- **EXERCISE AIM**: Return each line of the records holding the string "title".

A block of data
%%

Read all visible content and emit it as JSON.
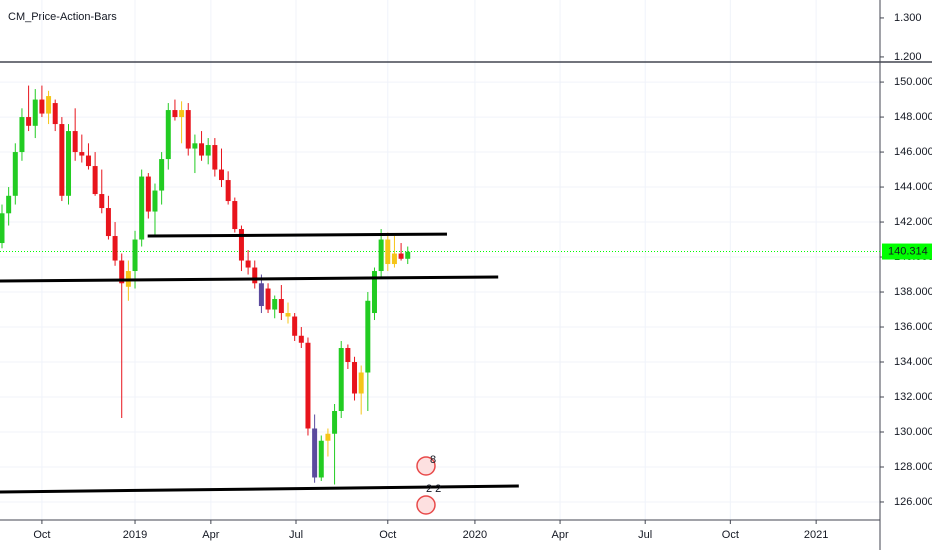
{
  "chart_data": {
    "type": "candlestick",
    "indicator": {
      "title": "CM_Price-Action-Bars",
      "ylim": [
        1.187,
        1.346
      ],
      "yticks": [
        {
          "value": 1.3,
          "label": "1.300"
        },
        {
          "value": 1.2,
          "label": "1.200"
        }
      ]
    },
    "ylim": [
      124.97,
      151.09
    ],
    "yticks": [
      {
        "value": 150,
        "label": "150.000"
      },
      {
        "value": 148,
        "label": "148.000"
      },
      {
        "value": 146,
        "label": "146.000"
      },
      {
        "value": 144,
        "label": "144.000"
      },
      {
        "value": 142,
        "label": "142.000"
      },
      {
        "value": 140,
        "label": "140.000"
      },
      {
        "value": 138,
        "label": "138.000"
      },
      {
        "value": 136,
        "label": "136.000"
      },
      {
        "value": 134,
        "label": "134.000"
      },
      {
        "value": 132,
        "label": "132.000"
      },
      {
        "value": 130,
        "label": "130.000"
      },
      {
        "value": 128,
        "label": "128.000"
      },
      {
        "value": 126,
        "label": "126.000"
      }
    ],
    "xlim": [
      -6.3,
      126
    ],
    "xticks": [
      {
        "value": 0,
        "label": "Oct"
      },
      {
        "value": 14,
        "label": "2019"
      },
      {
        "value": 25.4,
        "label": "Apr"
      },
      {
        "value": 38.2,
        "label": "Jul"
      },
      {
        "value": 52,
        "label": "Oct"
      },
      {
        "value": 65.1,
        "label": "2020"
      },
      {
        "value": 77.9,
        "label": "Apr"
      },
      {
        "value": 90.7,
        "label": "Jul"
      },
      {
        "value": 103.5,
        "label": "Oct"
      },
      {
        "value": 116.4,
        "label": "2021"
      }
    ],
    "grid": true,
    "x": [
      -6,
      -5,
      -4,
      -3,
      -2,
      -1,
      0,
      1,
      2,
      3,
      4,
      5,
      6,
      7,
      8,
      9,
      10,
      11,
      12,
      13,
      14,
      15,
      16,
      17,
      18,
      19,
      20,
      21,
      22,
      23,
      24,
      25,
      26,
      27,
      28,
      29,
      30,
      31,
      32,
      33,
      34,
      35,
      36,
      37,
      38,
      39,
      40,
      41,
      42,
      43,
      44,
      45,
      46,
      47,
      48,
      49,
      50,
      51,
      52,
      53,
      54,
      55
    ],
    "open": [
      140.8,
      142.5,
      143.5,
      146,
      148,
      147.5,
      149,
      148.2,
      148.8,
      147.6,
      143.5,
      147.2,
      146,
      145.8,
      145.2,
      143.6,
      142.8,
      141.2,
      139.8,
      138.3,
      139.2,
      141,
      144.6,
      142.6,
      143.8,
      145.6,
      148.4,
      148,
      148.4,
      146.2,
      146.5,
      145.8,
      146.4,
      145,
      144.4,
      143.2,
      141.6,
      139.8,
      139.4,
      138.5,
      138.2,
      137,
      137.6,
      136.8,
      136.6,
      135.5,
      135.1,
      130.2,
      127.4,
      129.5,
      129.9,
      131.2,
      134.8,
      134,
      132.2,
      133.4,
      136.8,
      139.2,
      141,
      139.6,
      140.2,
      139.9
    ],
    "high": [
      143,
      144,
      146.5,
      148.5,
      149.8,
      149.6,
      149.8,
      149.5,
      149,
      148,
      147.6,
      148.5,
      147,
      146.5,
      146,
      145,
      143.5,
      142,
      140.2,
      139.8,
      141.5,
      145,
      144.8,
      144.2,
      146,
      148.8,
      149,
      148.9,
      148.8,
      147,
      147.2,
      146.8,
      146.8,
      146.2,
      144.9,
      143.4,
      141.8,
      140.4,
      139.8,
      139,
      138.5,
      137.8,
      138.4,
      137.4,
      136.8,
      136,
      135.4,
      131,
      129.8,
      130.2,
      131.6,
      135.2,
      135,
      134.3,
      133.8,
      138,
      139.4,
      141.6,
      141.4,
      141.2,
      140.8,
      140.6
    ],
    "low": [
      140.5,
      141.8,
      143,
      145.5,
      147.2,
      146.8,
      148,
      147.6,
      147.2,
      143.2,
      143,
      145.5,
      145.4,
      145,
      143.5,
      142.5,
      141,
      139.5,
      130.8,
      137.5,
      138.2,
      140.6,
      142.2,
      141.2,
      143,
      145,
      147.8,
      146.5,
      145.8,
      144.8,
      145.5,
      145.3,
      144.6,
      144,
      143,
      141.4,
      139.2,
      139,
      138.2,
      136.8,
      136.8,
      136.5,
      136.4,
      136.2,
      135.2,
      134.8,
      129.8,
      127.1,
      127.2,
      128.6,
      127,
      130.8,
      133.6,
      131.8,
      131,
      131.2,
      136.4,
      138.8,
      139.2,
      139.4,
      139.8,
      139.6
    ],
    "close": [
      142.5,
      143.5,
      146,
      148,
      147.5,
      149,
      148.2,
      149.2,
      147.6,
      143.5,
      147.2,
      146,
      145.8,
      145.2,
      143.6,
      142.8,
      141.2,
      139.8,
      138.5,
      139.2,
      141,
      144.6,
      142.6,
      143.8,
      145.6,
      148.4,
      148,
      148.4,
      146.2,
      146.5,
      145.8,
      146.4,
      145,
      144.4,
      143.2,
      141.6,
      139.8,
      139.4,
      138.5,
      137.2,
      137,
      137.6,
      136.8,
      136.6,
      135.5,
      135.1,
      130.2,
      127.4,
      129.5,
      129.9,
      131.2,
      134.8,
      134,
      132.2,
      133.4,
      137.5,
      139.2,
      141,
      139.6,
      140.2,
      139.9,
      140.3
    ],
    "colors": [
      "#22cc22",
      "#22cc22",
      "#22cc22",
      "#22cc22",
      "#e8141c",
      "#22cc22",
      "#e8141c",
      "#f5c518",
      "#e8141c",
      "#e8141c",
      "#22cc22",
      "#e8141c",
      "#e8141c",
      "#e8141c",
      "#e8141c",
      "#e8141c",
      "#e8141c",
      "#e8141c",
      "#e8141c",
      "#f5c518",
      "#22cc22",
      "#22cc22",
      "#e8141c",
      "#22cc22",
      "#22cc22",
      "#22cc22",
      "#e8141c",
      "#f5c518",
      "#e8141c",
      "#22cc22",
      "#e8141c",
      "#22cc22",
      "#e8141c",
      "#e8141c",
      "#e8141c",
      "#e8141c",
      "#e8141c",
      "#e8141c",
      "#e8141c",
      "#5b4a9e",
      "#e8141c",
      "#22cc22",
      "#e8141c",
      "#f5c518",
      "#e8141c",
      "#e8141c",
      "#e8141c",
      "#5b4a9e",
      "#22cc22",
      "#f5c518",
      "#22cc22",
      "#22cc22",
      "#e8141c",
      "#e8141c",
      "#f5c518",
      "#22cc22",
      "#22cc22",
      "#22cc22",
      "#f5c518",
      "#f5c518",
      "#e8141c",
      "#22cc22"
    ],
    "last_price": 140.314,
    "last_price_color": "#00ff00",
    "trendlines": [
      {
        "x": [
          15.9,
          60.9
        ],
        "y": [
          141.2,
          141.31
        ]
      },
      {
        "x": [
          -6.3,
          68.6
        ],
        "y": [
          138.63,
          138.86
        ]
      },
      {
        "x": [
          -6.3,
          71.7
        ],
        "y": [
          126.57,
          126.91
        ]
      }
    ],
    "annotations": [
      "8",
      "2 2"
    ]
  }
}
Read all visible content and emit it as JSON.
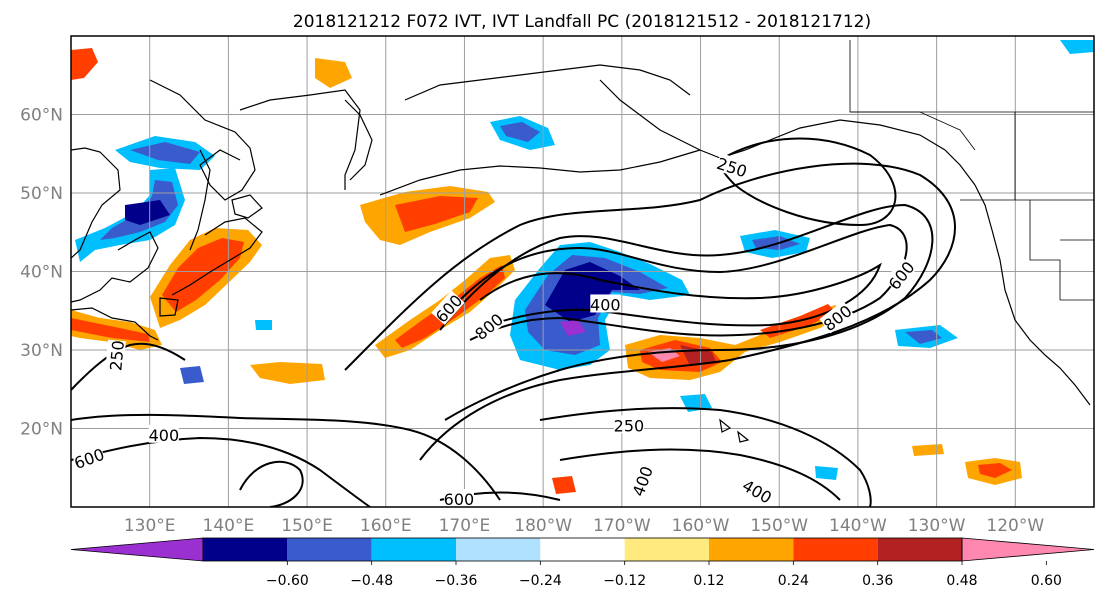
{
  "title": "2018121212 F072 IVT, IVT Landfall PC (2018121512 - 2018121712)",
  "map": {
    "lat_range": [
      10,
      70
    ],
    "lon_range_east": [
      120,
      250
    ],
    "lat_labels": [
      {
        "lat": 60,
        "text": "60°N"
      },
      {
        "lat": 50,
        "text": "50°N"
      },
      {
        "lat": 40,
        "text": "40°N"
      },
      {
        "lat": 30,
        "text": "30°N"
      },
      {
        "lat": 20,
        "text": "20°N"
      }
    ],
    "lon_labels": [
      {
        "lon": 130,
        "text": "130°E"
      },
      {
        "lon": 140,
        "text": "140°E"
      },
      {
        "lon": 150,
        "text": "150°E"
      },
      {
        "lon": 160,
        "text": "160°E"
      },
      {
        "lon": 170,
        "text": "170°E"
      },
      {
        "lon": 180,
        "text": "180°W"
      },
      {
        "lon": 190,
        "text": "170°W"
      },
      {
        "lon": 200,
        "text": "160°W"
      },
      {
        "lon": 210,
        "text": "150°W"
      },
      {
        "lon": 220,
        "text": "140°W"
      },
      {
        "lon": 230,
        "text": "130°W"
      },
      {
        "lon": 240,
        "text": "120°W"
      }
    ],
    "contour_levels": [
      {
        "lon": 204,
        "lat": 53.3,
        "text": "250",
        "angle": 18
      },
      {
        "lon": 225.5,
        "lat": 39.5,
        "text": "600",
        "angle": -52
      },
      {
        "lon": 217.4,
        "lat": 34.1,
        "text": "800",
        "angle": -38
      },
      {
        "lon": 187.9,
        "lat": 35.8,
        "text": "400",
        "angle": 0
      },
      {
        "lon": 168,
        "lat": 35.3,
        "text": "600",
        "angle": -48
      },
      {
        "lon": 173.1,
        "lat": 33,
        "text": "800",
        "angle": -40
      },
      {
        "lon": 125.8,
        "lat": 29.3,
        "text": "250",
        "angle": -85
      },
      {
        "lon": 131.8,
        "lat": 19.2,
        "text": "400",
        "angle": 0
      },
      {
        "lon": 122.3,
        "lat": 16.2,
        "text": "600",
        "angle": -20
      },
      {
        "lon": 190.9,
        "lat": 20.4,
        "text": "250",
        "angle": 0
      },
      {
        "lon": 192.6,
        "lat": 13.3,
        "text": "400",
        "angle": -70
      },
      {
        "lon": 207.2,
        "lat": 12,
        "text": "400",
        "angle": 30
      },
      {
        "lon": 169.3,
        "lat": 11,
        "text": "600",
        "angle": 0
      }
    ]
  },
  "colorbar": {
    "colors": [
      "#9b30d0",
      "#00008b",
      "#3a5bcc",
      "#00bfff",
      "#b0e2ff",
      "#ffffff",
      "#ffea80",
      "#ffa500",
      "#ff3e00",
      "#b22222",
      "#ff88b0"
    ],
    "tick_labels": [
      "−0.60",
      "−0.48",
      "−0.36",
      "−0.24",
      "−0.12",
      "0.12",
      "0.24",
      "0.36",
      "0.48",
      "0.60"
    ]
  }
}
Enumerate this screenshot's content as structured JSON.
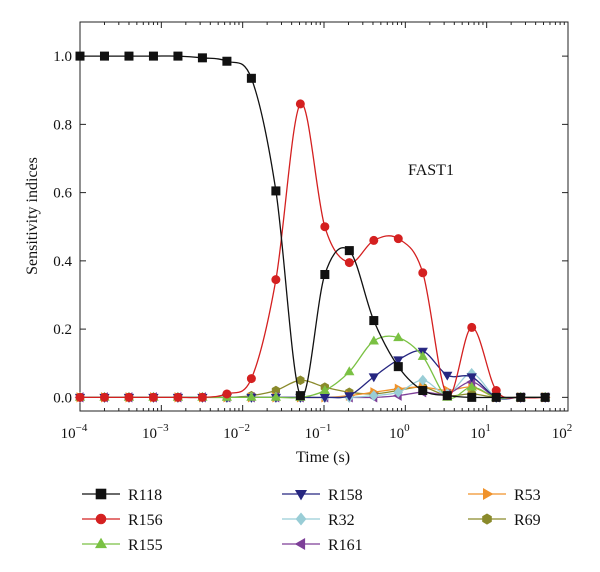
{
  "chart_data": {
    "type": "line",
    "xlabel": "Time (s)",
    "ylabel": "Sensitivity indices",
    "x_scale": "log",
    "xlim": [
      0.0001,
      100
    ],
    "ylim": [
      -0.04,
      1.1
    ],
    "x_ticks": [
      0.0001,
      0.001,
      0.01,
      0.1,
      1,
      10,
      100
    ],
    "x_tick_base": "10",
    "x_tick_exponents": [
      "−4",
      "−3",
      "−2",
      "−1",
      "0",
      "1",
      "2"
    ],
    "y_ticks": [
      "0.0",
      "0.2",
      "0.4",
      "0.6",
      "0.8",
      "1.0"
    ],
    "annotation": "FAST1",
    "legend_position": "bottom",
    "x": [
      0.0001,
      0.0002,
      0.0004,
      0.0008,
      0.0016,
      0.0032,
      0.0064,
      0.0128,
      0.0256,
      0.0512,
      0.1024,
      0.2048,
      0.4096,
      0.8192,
      1.6384,
      3.2768,
      6.5536,
      13.1072,
      26.2144,
      52.4288
    ],
    "series": [
      {
        "name": "R118",
        "color": "#111111",
        "marker": "square",
        "values": [
          1.0,
          1.0,
          1.0,
          1.0,
          1.0,
          0.995,
          0.985,
          0.935,
          0.605,
          0.005,
          0.36,
          0.43,
          0.225,
          0.09,
          0.02,
          0.005,
          0.0,
          0.0,
          0.0,
          0.0
        ]
      },
      {
        "name": "R156",
        "color": "#d42020",
        "marker": "circle",
        "values": [
          0.0,
          0.0,
          0.0,
          0.0,
          0.0,
          0.0,
          0.01,
          0.055,
          0.345,
          0.86,
          0.5,
          0.395,
          0.46,
          0.465,
          0.365,
          0.005,
          0.205,
          0.02,
          0.0,
          0.0
        ]
      },
      {
        "name": "R155",
        "color": "#7ac143",
        "marker": "triangle-up",
        "values": [
          0.0,
          0.0,
          0.0,
          0.0,
          0.0,
          0.0,
          0.0,
          0.0,
          0.0,
          0.0,
          0.02,
          0.075,
          0.165,
          0.175,
          0.12,
          0.0,
          0.03,
          0.0,
          0.0,
          0.0
        ]
      },
      {
        "name": "R158",
        "color": "#262680",
        "marker": "triangle-down",
        "values": [
          0.0,
          0.0,
          0.0,
          0.0,
          0.0,
          0.0,
          0.0,
          0.0,
          0.0,
          0.0,
          0.0,
          0.005,
          0.06,
          0.11,
          0.135,
          0.065,
          0.06,
          0.0,
          0.0,
          0.0
        ]
      },
      {
        "name": "R32",
        "color": "#99cdd6",
        "marker": "diamond",
        "values": [
          0.0,
          0.0,
          0.0,
          0.0,
          0.0,
          0.0,
          0.0,
          0.0,
          0.0,
          0.0,
          0.0,
          0.0,
          0.005,
          0.015,
          0.05,
          0.01,
          0.07,
          0.0,
          0.0,
          0.0
        ]
      },
      {
        "name": "R161",
        "color": "#7d3f98",
        "marker": "triangle-left",
        "values": [
          0.0,
          0.0,
          0.0,
          0.0,
          0.0,
          0.0,
          0.0,
          0.0,
          0.0,
          0.0,
          0.0,
          0.0,
          0.0,
          0.005,
          0.015,
          0.01,
          0.045,
          0.0,
          0.0,
          0.0
        ]
      },
      {
        "name": "R53",
        "color": "#f0922b",
        "marker": "triangle-right",
        "values": [
          0.0,
          0.0,
          0.0,
          0.0,
          0.0,
          0.0,
          0.0,
          0.0,
          0.0,
          0.0,
          0.0,
          0.005,
          0.015,
          0.025,
          0.03,
          0.02,
          0.03,
          0.0,
          0.0,
          0.0
        ]
      },
      {
        "name": "R69",
        "color": "#8a8a2b",
        "marker": "hexagon",
        "values": [
          0.0,
          0.0,
          0.0,
          0.0,
          0.0,
          0.0,
          0.0,
          0.005,
          0.02,
          0.05,
          0.03,
          0.015,
          0.01,
          0.02,
          0.03,
          0.005,
          0.01,
          0.0,
          0.0,
          0.0
        ]
      }
    ]
  }
}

%%

- **THE RESULT**:
      "title": "CM_Price-Action-Bars",
  "title": "2018121212 F072 IVT, IVT Landfall PC (2018121512 - 2018121712)",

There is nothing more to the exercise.